REQUIRED WORK: Output each line exactly as it appears, skipping any embedded picture.
# # #
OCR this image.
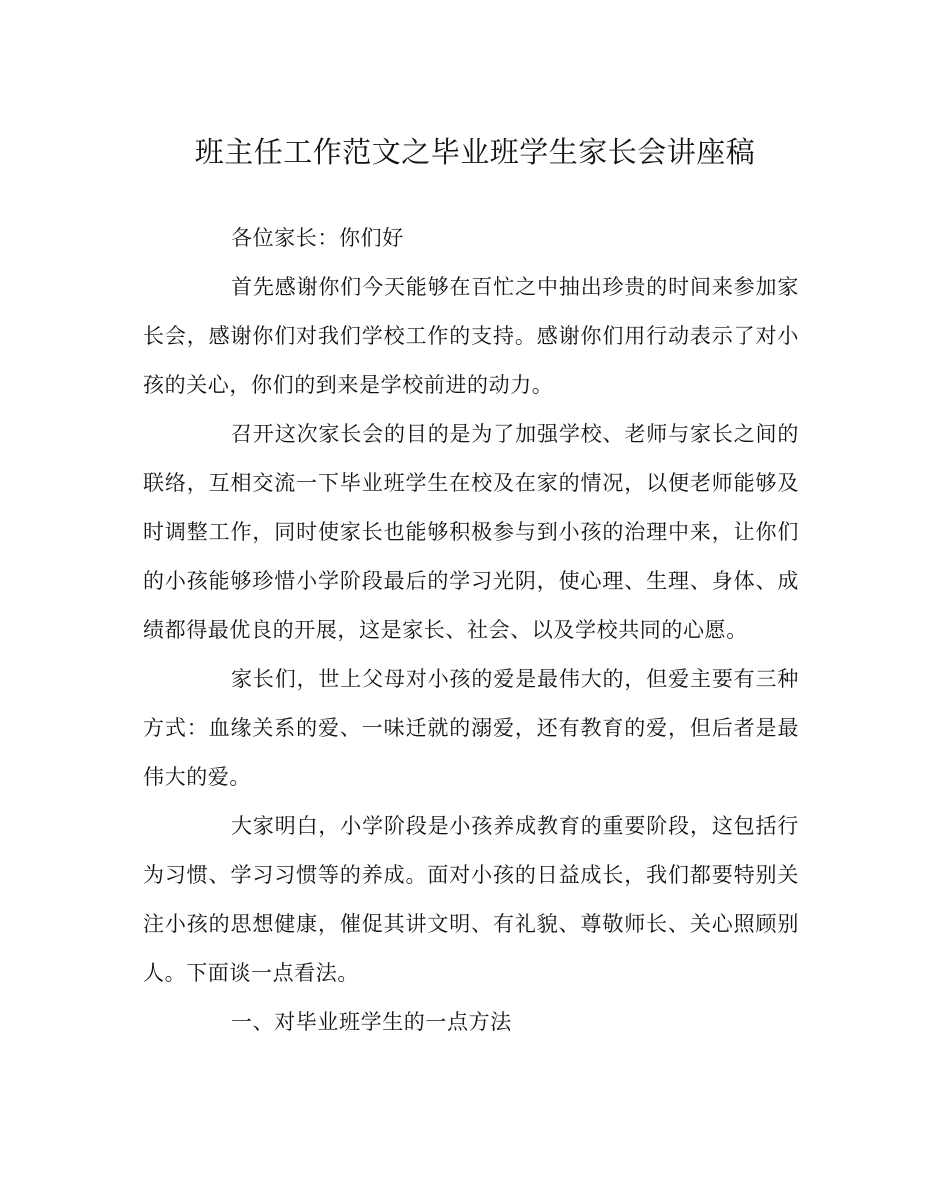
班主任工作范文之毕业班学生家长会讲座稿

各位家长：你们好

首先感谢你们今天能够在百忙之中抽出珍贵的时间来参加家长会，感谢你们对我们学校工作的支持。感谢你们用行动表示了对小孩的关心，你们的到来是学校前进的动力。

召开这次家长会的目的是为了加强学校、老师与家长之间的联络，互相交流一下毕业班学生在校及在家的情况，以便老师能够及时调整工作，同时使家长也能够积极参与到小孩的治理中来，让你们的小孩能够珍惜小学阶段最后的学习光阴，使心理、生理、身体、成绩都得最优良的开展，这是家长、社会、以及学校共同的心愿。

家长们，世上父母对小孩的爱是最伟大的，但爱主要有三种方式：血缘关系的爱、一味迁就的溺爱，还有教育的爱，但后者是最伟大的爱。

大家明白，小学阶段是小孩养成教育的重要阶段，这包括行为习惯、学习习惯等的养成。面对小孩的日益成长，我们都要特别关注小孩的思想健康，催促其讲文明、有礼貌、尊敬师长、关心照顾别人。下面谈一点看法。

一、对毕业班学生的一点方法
# # #
PROBLEM SOLUTION:
OCR this image.
班主任工作范文之毕业班学生家长会讲座稿

各位家长：你们好

首先感谢你们今天能够在百忙之中抽出珍贵的时间来参加家长会，感谢你们对我们学校工作的支持。感谢你们用行动表示了对小孩的关心，你们的到来是学校前进的动力。

召开这次家长会的目的是为了加强学校、老师与家长之间的联络，互相交流一下毕业班学生在校及在家的情况，以便老师能够及时调整工作，同时使家长也能够积极参与到小孩的治理中来，让你们的小孩能够珍惜小学阶段最后的学习光阴，使心理、生理、身体、成绩都得最优良的开展，这是家长、社会、以及学校共同的心愿。

家长们，世上父母对小孩的爱是最伟大的，但爱主要有三种方式：血缘关系的爱、一味迁就的溺爱，还有教育的爱，但后者是最伟大的爱。

大家明白，小学阶段是小孩养成教育的重要阶段，这包括行为习惯、学习习惯等的养成。面对小孩的日益成长，我们都要特别关注小孩的思想健康，催促其讲文明、有礼貌、尊敬师长、关心照顾别人。下面谈一点看法。

一、对毕业班学生的一点方法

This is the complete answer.